* **Exercise material**:
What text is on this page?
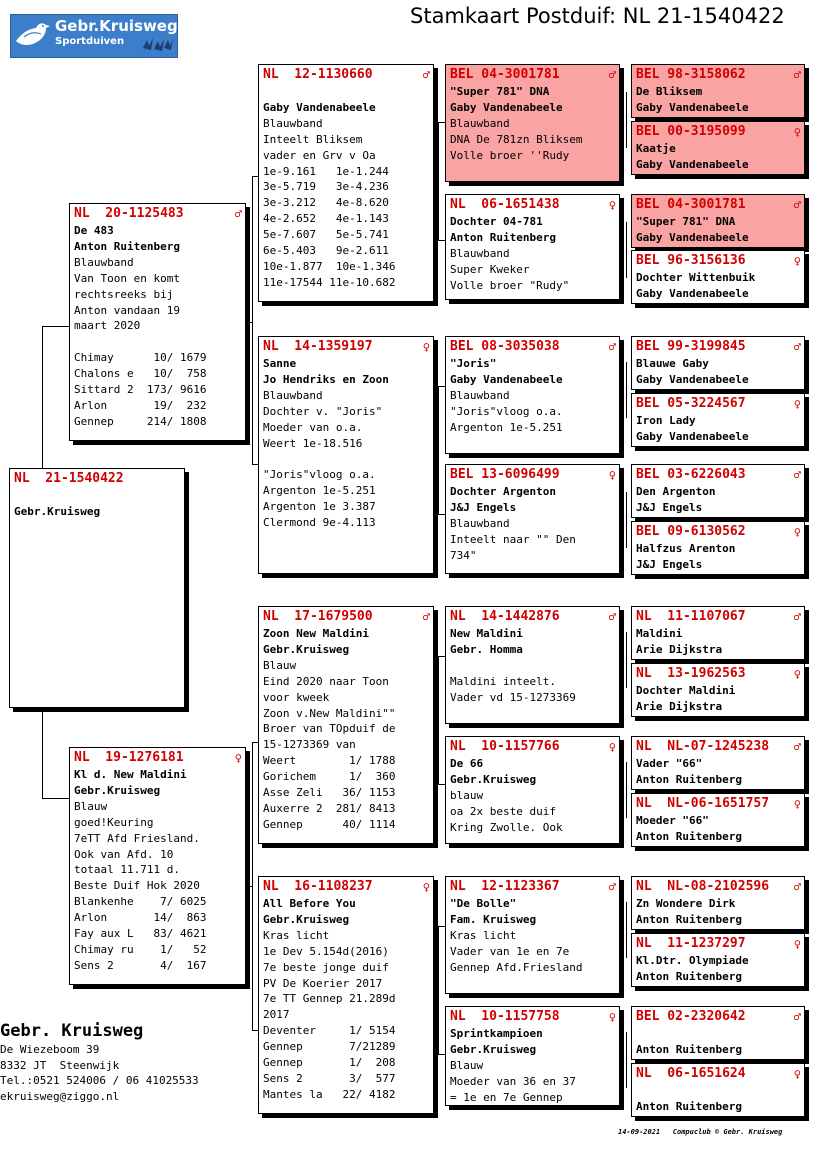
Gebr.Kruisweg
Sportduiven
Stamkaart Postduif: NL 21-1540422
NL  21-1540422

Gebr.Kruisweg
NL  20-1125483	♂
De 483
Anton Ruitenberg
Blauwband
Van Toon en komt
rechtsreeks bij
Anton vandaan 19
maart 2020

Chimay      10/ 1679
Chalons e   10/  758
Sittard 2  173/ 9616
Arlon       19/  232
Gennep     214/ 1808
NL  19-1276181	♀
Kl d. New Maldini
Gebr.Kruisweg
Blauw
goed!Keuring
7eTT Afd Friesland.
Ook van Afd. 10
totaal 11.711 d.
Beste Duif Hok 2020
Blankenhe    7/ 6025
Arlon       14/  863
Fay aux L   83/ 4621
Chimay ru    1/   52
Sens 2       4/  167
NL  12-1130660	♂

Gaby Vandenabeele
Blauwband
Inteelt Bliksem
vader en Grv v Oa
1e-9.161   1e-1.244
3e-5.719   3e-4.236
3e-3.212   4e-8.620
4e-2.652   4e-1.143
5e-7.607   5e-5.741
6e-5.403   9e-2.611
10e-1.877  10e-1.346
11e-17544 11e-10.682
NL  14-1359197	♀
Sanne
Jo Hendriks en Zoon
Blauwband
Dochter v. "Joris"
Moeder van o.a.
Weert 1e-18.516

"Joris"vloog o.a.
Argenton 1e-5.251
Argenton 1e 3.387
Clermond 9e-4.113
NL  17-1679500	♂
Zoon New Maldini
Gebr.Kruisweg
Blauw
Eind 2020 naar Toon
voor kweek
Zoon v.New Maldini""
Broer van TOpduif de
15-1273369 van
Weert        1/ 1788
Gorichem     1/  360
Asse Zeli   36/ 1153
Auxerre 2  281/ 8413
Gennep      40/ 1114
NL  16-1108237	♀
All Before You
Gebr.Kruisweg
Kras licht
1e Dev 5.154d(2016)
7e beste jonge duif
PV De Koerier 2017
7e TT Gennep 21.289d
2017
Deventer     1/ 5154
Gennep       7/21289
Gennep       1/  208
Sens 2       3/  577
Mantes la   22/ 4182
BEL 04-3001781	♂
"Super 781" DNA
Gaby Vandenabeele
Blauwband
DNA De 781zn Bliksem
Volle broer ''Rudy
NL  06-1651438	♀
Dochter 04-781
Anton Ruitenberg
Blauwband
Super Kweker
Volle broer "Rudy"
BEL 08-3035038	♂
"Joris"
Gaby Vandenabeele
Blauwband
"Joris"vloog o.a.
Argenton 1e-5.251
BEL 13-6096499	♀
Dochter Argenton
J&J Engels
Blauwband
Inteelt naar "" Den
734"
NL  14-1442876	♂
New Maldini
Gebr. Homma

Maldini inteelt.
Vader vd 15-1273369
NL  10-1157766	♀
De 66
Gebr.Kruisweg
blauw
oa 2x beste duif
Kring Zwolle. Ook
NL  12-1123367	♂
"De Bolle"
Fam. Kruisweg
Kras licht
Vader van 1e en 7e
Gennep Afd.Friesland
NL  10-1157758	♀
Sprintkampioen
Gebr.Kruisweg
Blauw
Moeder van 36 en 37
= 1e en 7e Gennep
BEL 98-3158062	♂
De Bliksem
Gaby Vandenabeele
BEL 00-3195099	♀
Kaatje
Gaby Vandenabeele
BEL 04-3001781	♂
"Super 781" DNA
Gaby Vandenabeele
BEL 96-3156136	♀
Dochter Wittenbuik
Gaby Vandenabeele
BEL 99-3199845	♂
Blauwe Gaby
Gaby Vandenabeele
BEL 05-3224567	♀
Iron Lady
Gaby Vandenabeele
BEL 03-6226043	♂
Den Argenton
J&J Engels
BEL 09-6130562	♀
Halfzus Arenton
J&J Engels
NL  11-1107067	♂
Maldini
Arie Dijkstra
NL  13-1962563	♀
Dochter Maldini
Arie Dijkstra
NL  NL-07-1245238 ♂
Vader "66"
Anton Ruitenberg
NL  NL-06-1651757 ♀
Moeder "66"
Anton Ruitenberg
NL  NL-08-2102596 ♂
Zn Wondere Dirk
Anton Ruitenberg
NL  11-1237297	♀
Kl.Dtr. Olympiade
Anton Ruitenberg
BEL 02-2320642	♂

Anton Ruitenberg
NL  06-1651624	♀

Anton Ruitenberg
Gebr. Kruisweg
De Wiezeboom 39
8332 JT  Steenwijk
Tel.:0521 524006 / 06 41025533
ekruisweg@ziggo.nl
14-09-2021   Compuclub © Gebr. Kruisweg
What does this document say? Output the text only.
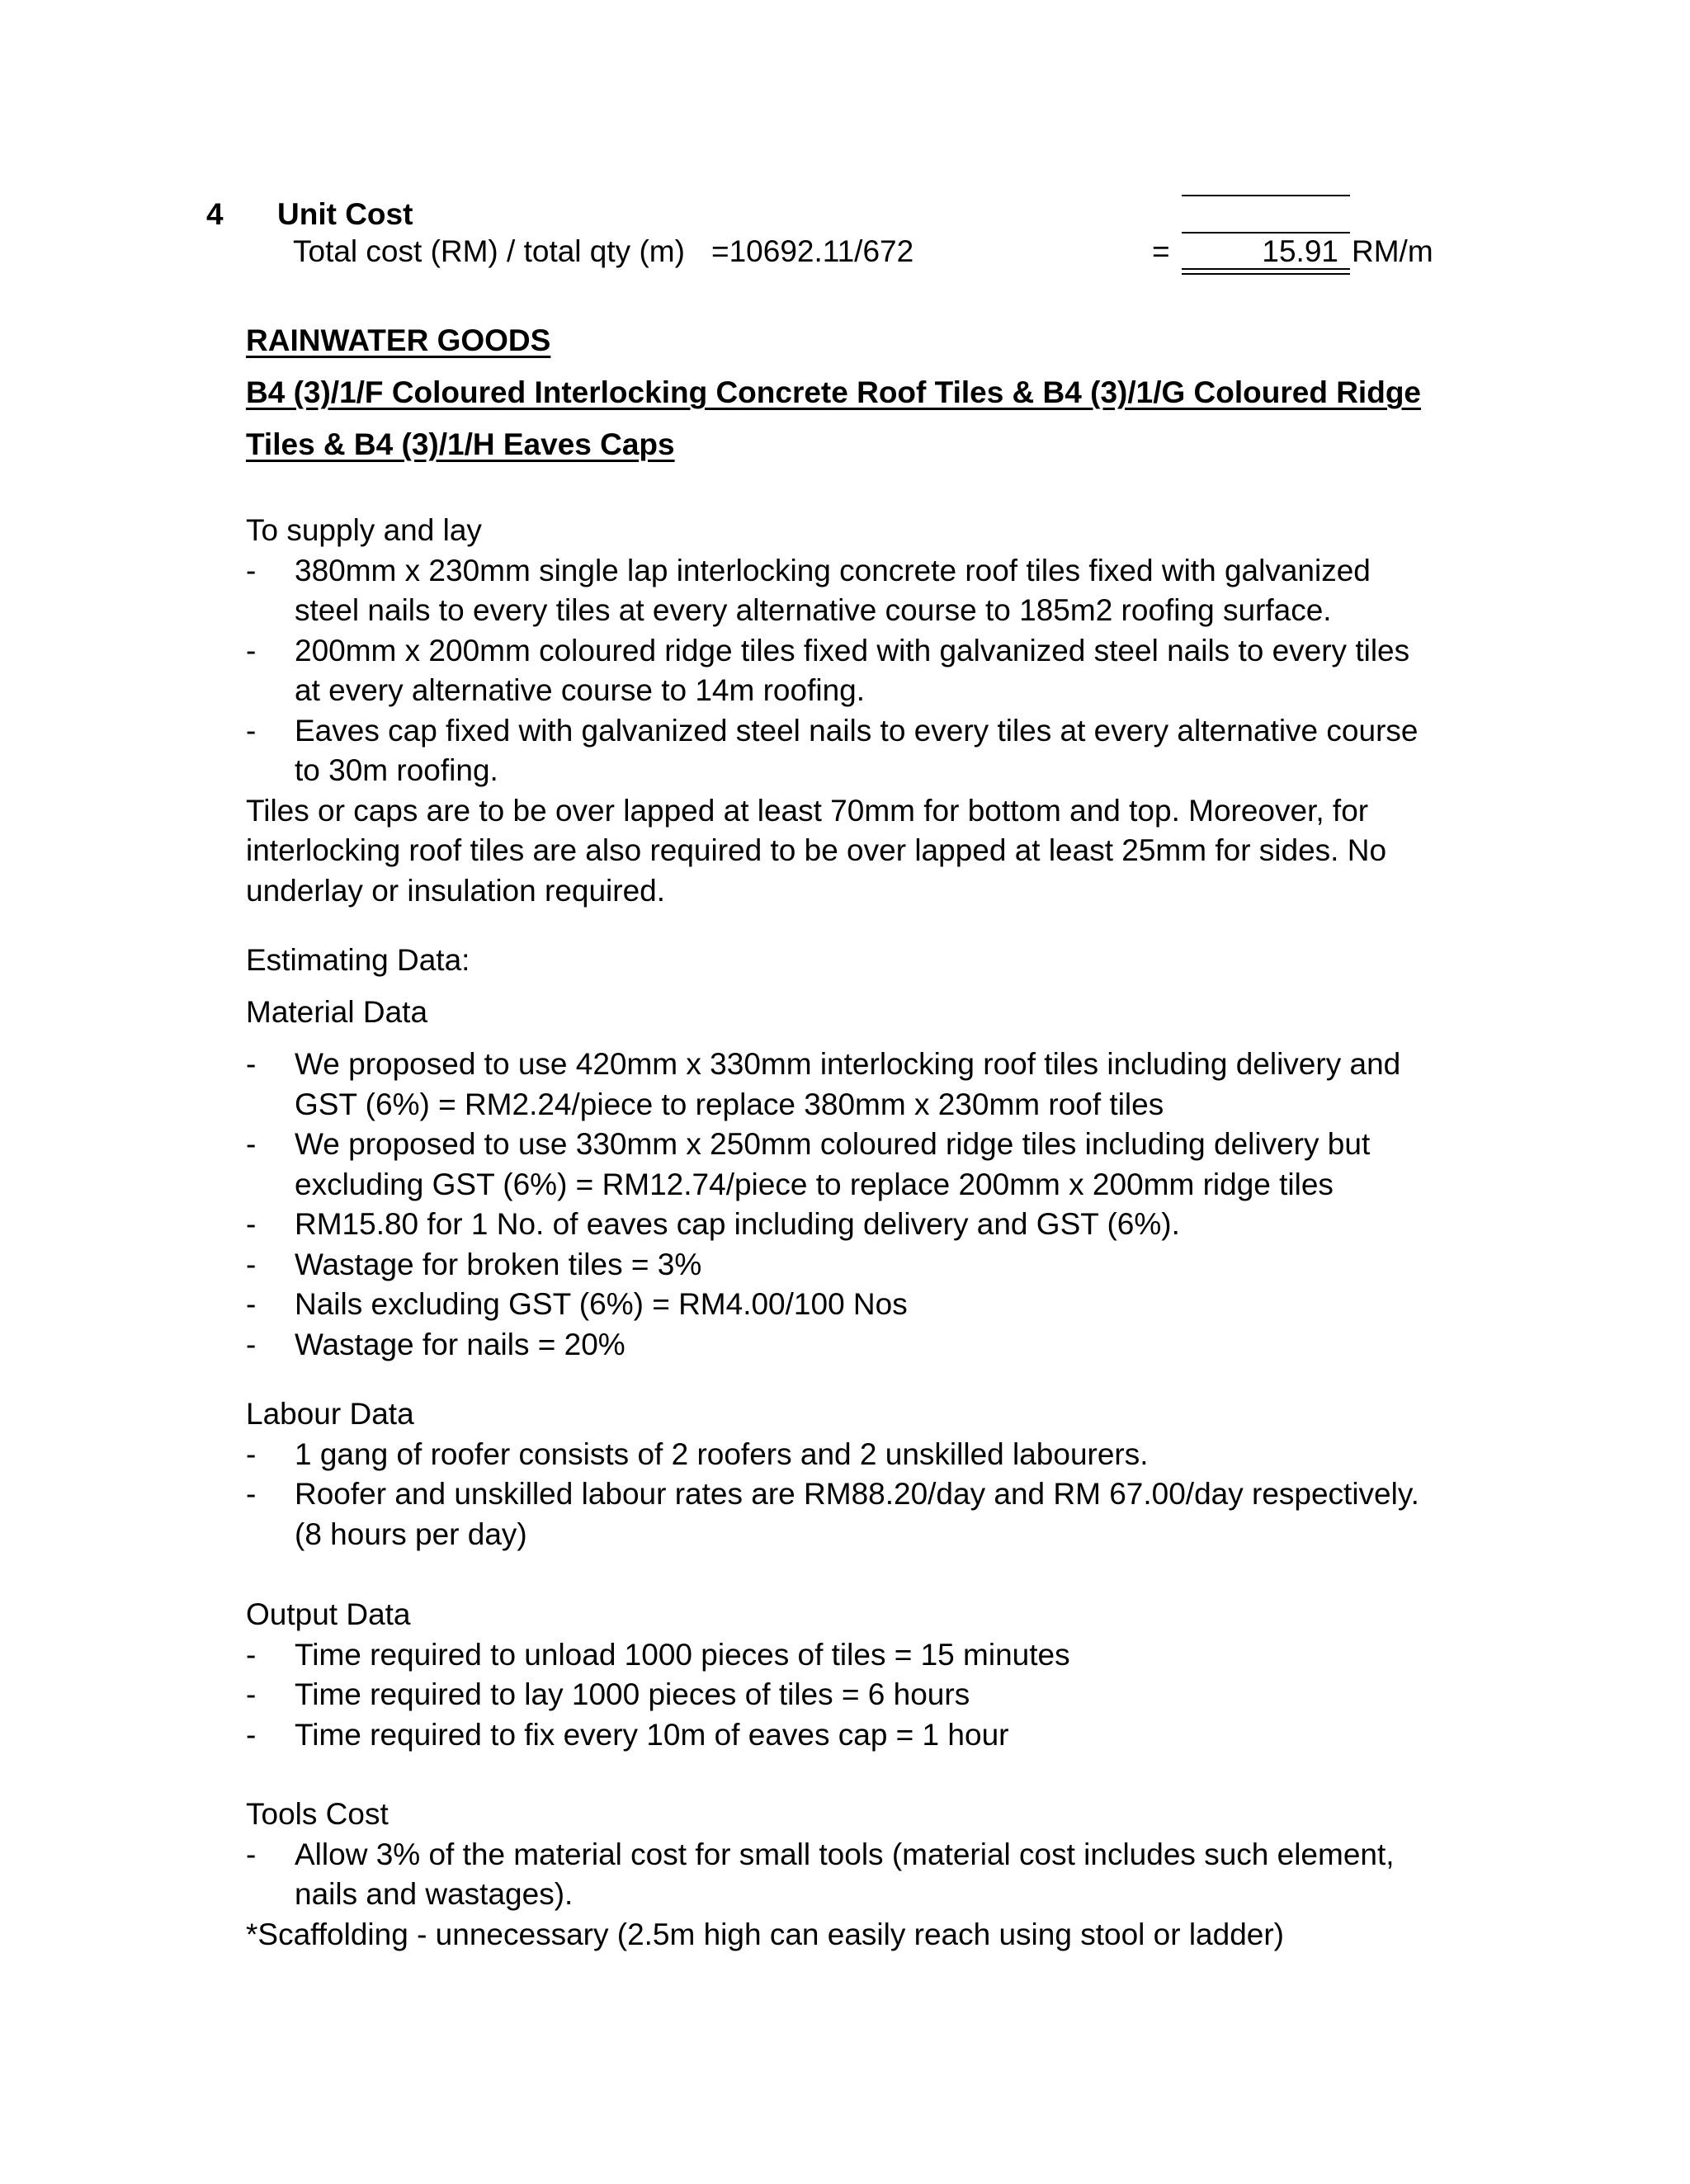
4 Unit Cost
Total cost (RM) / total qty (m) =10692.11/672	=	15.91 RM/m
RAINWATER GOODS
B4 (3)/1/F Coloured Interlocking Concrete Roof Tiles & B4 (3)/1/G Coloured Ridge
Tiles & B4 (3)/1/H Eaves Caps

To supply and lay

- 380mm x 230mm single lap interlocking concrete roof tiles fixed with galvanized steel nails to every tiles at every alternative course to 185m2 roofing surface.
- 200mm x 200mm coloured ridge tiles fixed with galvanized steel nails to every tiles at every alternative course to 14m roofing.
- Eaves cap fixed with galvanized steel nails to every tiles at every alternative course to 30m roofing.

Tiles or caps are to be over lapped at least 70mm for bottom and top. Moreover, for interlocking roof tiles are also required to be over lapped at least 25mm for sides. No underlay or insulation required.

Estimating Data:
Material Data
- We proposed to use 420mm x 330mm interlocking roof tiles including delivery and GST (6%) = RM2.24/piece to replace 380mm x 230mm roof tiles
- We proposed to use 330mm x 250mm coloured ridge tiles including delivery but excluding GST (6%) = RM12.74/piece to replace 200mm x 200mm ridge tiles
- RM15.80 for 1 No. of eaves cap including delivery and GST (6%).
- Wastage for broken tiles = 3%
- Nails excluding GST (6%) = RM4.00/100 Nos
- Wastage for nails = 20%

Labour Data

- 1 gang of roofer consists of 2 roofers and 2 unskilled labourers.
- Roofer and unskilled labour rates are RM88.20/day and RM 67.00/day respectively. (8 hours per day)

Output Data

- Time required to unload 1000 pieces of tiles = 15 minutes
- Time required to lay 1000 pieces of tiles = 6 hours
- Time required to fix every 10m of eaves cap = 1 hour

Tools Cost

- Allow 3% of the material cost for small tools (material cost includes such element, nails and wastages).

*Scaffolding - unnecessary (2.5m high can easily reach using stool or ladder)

* **Written task**: Images must not appear in the copy; reproduce everything else in the records verbatim.

* **Response to the exercise**:
What text is on this page?
Gebr.Kruisweg
Sportduiven
Stamkaart Postduif: NL 21-1540422
NL  21-1540422

Gebr.Kruisweg
NL  20-1125483	♂
De 483
Anton Ruitenberg
Blauwband
Van Toon en komt
rechtsreeks bij
Anton vandaan 19
maart 2020

Chimay      10/ 1679
Chalons e   10/  758
Sittard 2  173/ 9616
Arlon       19/  232
Gennep     214/ 1808
NL  19-1276181	♀
Kl d. New Maldini
Gebr.Kruisweg
Blauw
goed!Keuring
7eTT Afd Friesland.
Ook van Afd. 10
totaal 11.711 d.
Beste Duif Hok 2020
Blankenhe    7/ 6025
Arlon       14/  863
Fay aux L   83/ 4621
Chimay ru    1/   52
Sens 2       4/  167
NL  12-1130660	♂

Gaby Vandenabeele
Blauwband
Inteelt Bliksem
vader en Grv v Oa
1e-9.161   1e-1.244
3e-5.719   3e-4.236
3e-3.212   4e-8.620
4e-2.652   4e-1.143
5e-7.607   5e-5.741
6e-5.403   9e-2.611
10e-1.877  10e-1.346
11e-17544 11e-10.682
NL  14-1359197	♀
Sanne
Jo Hendriks en Zoon
Blauwband
Dochter v. "Joris"
Moeder van o.a.
Weert 1e-18.516

"Joris"vloog o.a.
Argenton 1e-5.251
Argenton 1e 3.387
Clermond 9e-4.113
NL  17-1679500	♂
Zoon New Maldini
Gebr.Kruisweg
Blauw
Eind 2020 naar Toon
voor kweek
Zoon v.New Maldini""
Broer van TOpduif de
15-1273369 van
Weert        1/ 1788
Gorichem     1/  360
Asse Zeli   36/ 1153
Auxerre 2  281/ 8413
Gennep      40/ 1114
NL  16-1108237	♀
All Before You
Gebr.Kruisweg
Kras licht
1e Dev 5.154d(2016)
7e beste jonge duif
PV De Koerier 2017
7e TT Gennep 21.289d
2017
Deventer     1/ 5154
Gennep       7/21289
Gennep       1/  208
Sens 2       3/  577
Mantes la   22/ 4182
BEL 04-3001781	♂
"Super 781" DNA
Gaby Vandenabeele
Blauwband
DNA De 781zn Bliksem
Volle broer ''Rudy
NL  06-1651438	♀
Dochter 04-781
Anton Ruitenberg
Blauwband
Super Kweker
Volle broer "Rudy"
BEL 08-3035038	♂
"Joris"
Gaby Vandenabeele
Blauwband
"Joris"vloog o.a.
Argenton 1e-5.251
BEL 13-6096499	♀
Dochter Argenton
J&J Engels
Blauwband
Inteelt naar "" Den
734"
NL  14-1442876	♂
New Maldini
Gebr. Homma

Maldini inteelt.
Vader vd 15-1273369
NL  10-1157766	♀
De 66
Gebr.Kruisweg
blauw
oa 2x beste duif
Kring Zwolle. Ook
NL  12-1123367	♂
"De Bolle"
Fam. Kruisweg
Kras licht
Vader van 1e en 7e
Gennep Afd.Friesland
NL  10-1157758	♀
Sprintkampioen
Gebr.Kruisweg
Blauw
Moeder van 36 en 37
= 1e en 7e Gennep
BEL 98-3158062	♂
De Bliksem
Gaby Vandenabeele
BEL 00-3195099	♀
Kaatje
Gaby Vandenabeele
BEL 04-3001781	♂
"Super 781" DNA
Gaby Vandenabeele
BEL 96-3156136	♀
Dochter Wittenbuik
Gaby Vandenabeele
BEL 99-3199845	♂
Blauwe Gaby
Gaby Vandenabeele
BEL 05-3224567	♀
Iron Lady
Gaby Vandenabeele
BEL 03-6226043	♂
Den Argenton
J&J Engels
BEL 09-6130562	♀
Halfzus Arenton
J&J Engels
NL  11-1107067	♂
Maldini
Arie Dijkstra
NL  13-1962563	♀
Dochter Maldini
Arie Dijkstra
NL  NL-07-1245238 ♂
Vader "66"
Anton Ruitenberg
NL  NL-06-1651757 ♀
Moeder "66"
Anton Ruitenberg
NL  NL-08-2102596 ♂
Zn Wondere Dirk
Anton Ruitenberg
NL  11-1237297	♀
Kl.Dtr. Olympiade
Anton Ruitenberg
BEL 02-2320642	♂

Anton Ruitenberg
NL  06-1651624	♀

Anton Ruitenberg
Gebr. Kruisweg
De Wiezeboom 39
8332 JT  Steenwijk
Tel.:0521 524006 / 06 41025533
ekruisweg@ziggo.nl
14-09-2021   Compuclub © Gebr. Kruisweg
What does this document say? Output the text only.
4 Unit Cost
Total cost (RM) / total qty (m) =10692.11/672	=	15.91 RM/m
RAINWATER GOODS
B4 (3)/1/F Coloured Interlocking Concrete Roof Tiles & B4 (3)/1/G Coloured Ridge
Tiles & B4 (3)/1/H Eaves Caps

To supply and lay

- 380mm x 230mm single lap interlocking concrete roof tiles fixed with galvanized steel nails to every tiles at every alternative course to 185m2 roofing surface.
- 200mm x 200mm coloured ridge tiles fixed with galvanized steel nails to every tiles at every alternative course to 14m roofing.
- Eaves cap fixed with galvanized steel nails to every tiles at every alternative course to 30m roofing.

Tiles or caps are to be over lapped at least 70mm for bottom and top. Moreover, for interlocking roof tiles are also required to be over lapped at least 25mm for sides. No underlay or insulation required.

Estimating Data:
Material Data
- We proposed to use 420mm x 330mm interlocking roof tiles including delivery and GST (6%) = RM2.24/piece to replace 380mm x 230mm roof tiles
- We proposed to use 330mm x 250mm coloured ridge tiles including delivery but excluding GST (6%) = RM12.74/piece to replace 200mm x 200mm ridge tiles
- RM15.80 for 1 No. of eaves cap including delivery and GST (6%).
- Wastage for broken tiles = 3%
- Nails excluding GST (6%) = RM4.00/100 Nos
- Wastage for nails = 20%

Labour Data

- 1 gang of roofer consists of 2 roofers and 2 unskilled labourers.
- Roofer and unskilled labour rates are RM88.20/day and RM 67.00/day respectively. (8 hours per day)

Output Data

- Time required to unload 1000 pieces of tiles = 15 minutes
- Time required to lay 1000 pieces of tiles = 6 hours
- Time required to fix every 10m of eaves cap = 1 hour

Tools Cost

- Allow 3% of the material cost for small tools (material cost includes such element, nails and wastages).

*Scaffolding - unnecessary (2.5m high can easily reach using stool or ladder)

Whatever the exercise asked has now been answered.